ТЕКСТ –
Сейчас у известности СМА есть даже негативные стороны. Вот буквально недавно я видела инициативу: люди вдруг решили делать реабилитационный центр под СМА. Наверное, им кажется, что это какая-то ходовая тема, но понимают ли они особенности заболевания? Какие специалисты у них будут работать?
Если раньше было непонятно, где вообще найти врача, который хоть что-то понимает в этом заболевании, то сейчас появилась другая проблема: не везде, где пишут «мы работаем со СМА», у специалистов есть нужный опыт. Мы как-то в Instagram (принадлежит компании Meta, которая признана в России экстремистской и запрещена. — Forbes Woman) наблюдали историю: некий ЛФК-инструктор пару месяцев поработал в частном реабилитационном центре, куда приезжает достаточно большое количество семейств со СМА, уволился, открыл частную практику и позиционирует себя как специалист по реабилитации детей со СМА. Но нет такого понятия, как «реабилитация для СМА». У каждого пациента свои задачи, которые решаются с помощью физической терапии. Кто-то учится кружку держать, кто-то печатать на клавиатуре.

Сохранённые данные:
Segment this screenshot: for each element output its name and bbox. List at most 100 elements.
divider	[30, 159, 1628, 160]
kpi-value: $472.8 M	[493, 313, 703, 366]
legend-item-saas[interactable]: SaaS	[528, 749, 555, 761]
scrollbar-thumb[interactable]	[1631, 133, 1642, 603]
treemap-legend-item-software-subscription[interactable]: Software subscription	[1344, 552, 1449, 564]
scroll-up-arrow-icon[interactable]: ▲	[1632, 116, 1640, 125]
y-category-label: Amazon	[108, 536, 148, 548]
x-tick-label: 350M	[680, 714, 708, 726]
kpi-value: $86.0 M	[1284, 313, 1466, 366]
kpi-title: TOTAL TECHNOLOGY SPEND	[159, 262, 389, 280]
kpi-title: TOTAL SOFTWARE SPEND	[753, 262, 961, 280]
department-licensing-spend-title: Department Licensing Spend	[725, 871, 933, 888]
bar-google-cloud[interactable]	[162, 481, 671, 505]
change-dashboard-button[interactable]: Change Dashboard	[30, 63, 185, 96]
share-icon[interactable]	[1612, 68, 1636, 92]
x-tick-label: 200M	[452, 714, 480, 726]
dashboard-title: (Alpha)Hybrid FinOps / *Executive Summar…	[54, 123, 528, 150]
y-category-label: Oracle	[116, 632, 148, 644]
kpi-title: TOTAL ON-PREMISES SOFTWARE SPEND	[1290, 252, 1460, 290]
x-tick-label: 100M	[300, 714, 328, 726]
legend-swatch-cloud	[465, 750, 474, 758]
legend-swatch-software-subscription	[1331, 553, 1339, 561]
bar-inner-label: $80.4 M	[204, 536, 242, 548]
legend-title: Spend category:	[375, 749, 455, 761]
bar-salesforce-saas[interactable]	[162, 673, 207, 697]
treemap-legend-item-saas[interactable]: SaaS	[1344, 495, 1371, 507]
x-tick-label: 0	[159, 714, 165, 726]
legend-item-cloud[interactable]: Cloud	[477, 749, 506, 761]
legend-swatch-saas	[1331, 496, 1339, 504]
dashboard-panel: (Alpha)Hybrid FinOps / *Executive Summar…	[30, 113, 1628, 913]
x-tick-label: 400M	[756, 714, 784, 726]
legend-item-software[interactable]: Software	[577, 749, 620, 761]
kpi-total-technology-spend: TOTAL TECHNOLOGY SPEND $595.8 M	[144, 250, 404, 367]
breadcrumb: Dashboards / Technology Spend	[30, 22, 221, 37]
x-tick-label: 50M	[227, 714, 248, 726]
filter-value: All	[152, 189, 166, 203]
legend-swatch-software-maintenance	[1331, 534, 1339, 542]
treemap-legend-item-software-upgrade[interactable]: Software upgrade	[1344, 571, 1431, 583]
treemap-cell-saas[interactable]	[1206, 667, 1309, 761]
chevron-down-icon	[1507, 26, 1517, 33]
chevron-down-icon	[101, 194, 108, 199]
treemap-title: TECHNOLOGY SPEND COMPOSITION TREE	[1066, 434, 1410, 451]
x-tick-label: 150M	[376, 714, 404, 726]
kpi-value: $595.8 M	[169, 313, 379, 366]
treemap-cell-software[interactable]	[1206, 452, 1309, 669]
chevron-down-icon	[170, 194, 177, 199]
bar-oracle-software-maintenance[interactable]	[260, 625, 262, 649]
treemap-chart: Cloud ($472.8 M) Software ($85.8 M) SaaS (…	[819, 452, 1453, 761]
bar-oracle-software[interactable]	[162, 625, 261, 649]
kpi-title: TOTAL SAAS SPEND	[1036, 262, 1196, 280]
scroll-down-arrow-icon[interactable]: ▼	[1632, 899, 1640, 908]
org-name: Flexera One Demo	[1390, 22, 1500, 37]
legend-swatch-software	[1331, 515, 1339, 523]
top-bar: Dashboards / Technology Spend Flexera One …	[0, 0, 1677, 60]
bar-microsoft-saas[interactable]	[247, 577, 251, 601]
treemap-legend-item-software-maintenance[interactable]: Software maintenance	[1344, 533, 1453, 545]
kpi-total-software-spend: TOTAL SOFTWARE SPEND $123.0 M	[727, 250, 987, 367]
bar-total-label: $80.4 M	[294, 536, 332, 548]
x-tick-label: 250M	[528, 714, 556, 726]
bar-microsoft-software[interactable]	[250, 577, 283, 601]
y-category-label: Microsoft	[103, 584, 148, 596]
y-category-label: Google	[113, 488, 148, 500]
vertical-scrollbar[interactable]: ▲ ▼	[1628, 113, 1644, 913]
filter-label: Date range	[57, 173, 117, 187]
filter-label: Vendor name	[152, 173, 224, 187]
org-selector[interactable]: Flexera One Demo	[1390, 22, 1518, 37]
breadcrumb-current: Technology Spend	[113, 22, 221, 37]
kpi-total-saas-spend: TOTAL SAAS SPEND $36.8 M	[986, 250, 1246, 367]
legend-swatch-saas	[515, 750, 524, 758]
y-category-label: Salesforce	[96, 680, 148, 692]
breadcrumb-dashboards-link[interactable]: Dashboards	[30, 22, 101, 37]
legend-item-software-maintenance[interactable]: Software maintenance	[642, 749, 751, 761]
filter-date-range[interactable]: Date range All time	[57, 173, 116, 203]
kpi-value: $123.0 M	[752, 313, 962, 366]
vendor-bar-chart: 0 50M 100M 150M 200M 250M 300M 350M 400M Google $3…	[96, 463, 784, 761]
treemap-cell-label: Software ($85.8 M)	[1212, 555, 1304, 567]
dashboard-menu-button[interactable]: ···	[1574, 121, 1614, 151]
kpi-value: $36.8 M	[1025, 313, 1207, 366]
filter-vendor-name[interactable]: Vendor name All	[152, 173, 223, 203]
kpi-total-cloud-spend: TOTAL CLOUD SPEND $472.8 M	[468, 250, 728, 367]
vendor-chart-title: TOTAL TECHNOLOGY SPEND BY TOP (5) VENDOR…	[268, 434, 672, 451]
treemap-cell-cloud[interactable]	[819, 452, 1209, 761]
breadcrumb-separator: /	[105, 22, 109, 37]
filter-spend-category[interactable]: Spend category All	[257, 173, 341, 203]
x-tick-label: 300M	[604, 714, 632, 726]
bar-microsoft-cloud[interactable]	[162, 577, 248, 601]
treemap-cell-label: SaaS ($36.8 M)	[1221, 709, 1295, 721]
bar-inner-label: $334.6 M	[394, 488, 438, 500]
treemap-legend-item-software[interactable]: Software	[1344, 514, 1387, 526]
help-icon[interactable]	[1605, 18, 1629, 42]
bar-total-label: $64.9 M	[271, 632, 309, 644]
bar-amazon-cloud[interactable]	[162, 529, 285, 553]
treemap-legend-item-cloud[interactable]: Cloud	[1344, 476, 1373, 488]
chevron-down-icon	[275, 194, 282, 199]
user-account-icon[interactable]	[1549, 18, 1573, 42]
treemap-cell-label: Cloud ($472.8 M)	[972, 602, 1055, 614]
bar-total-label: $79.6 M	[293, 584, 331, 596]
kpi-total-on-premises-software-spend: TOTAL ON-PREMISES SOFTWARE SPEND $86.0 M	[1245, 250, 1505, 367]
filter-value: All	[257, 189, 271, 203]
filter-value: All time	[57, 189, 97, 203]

ЗАДАНИЕ – Выпишите без изменений фрагмент текста о СМА начиная со слов «Сейчас у известности» и заканчивая словами «них будут работать?» включительно.

ОТВЕТ К ЗАДАНИЮ –
Сейчас у известности СМА есть даже негативные стороны. Вот буквально недавно я видела инициативу: люди вдруг решили делать реабилитационный центр под СМА. Наверное, им кажется, что это какая-то ходовая тема, но понимают ли они особенности заболевания? Какие специалисты у них будут работать?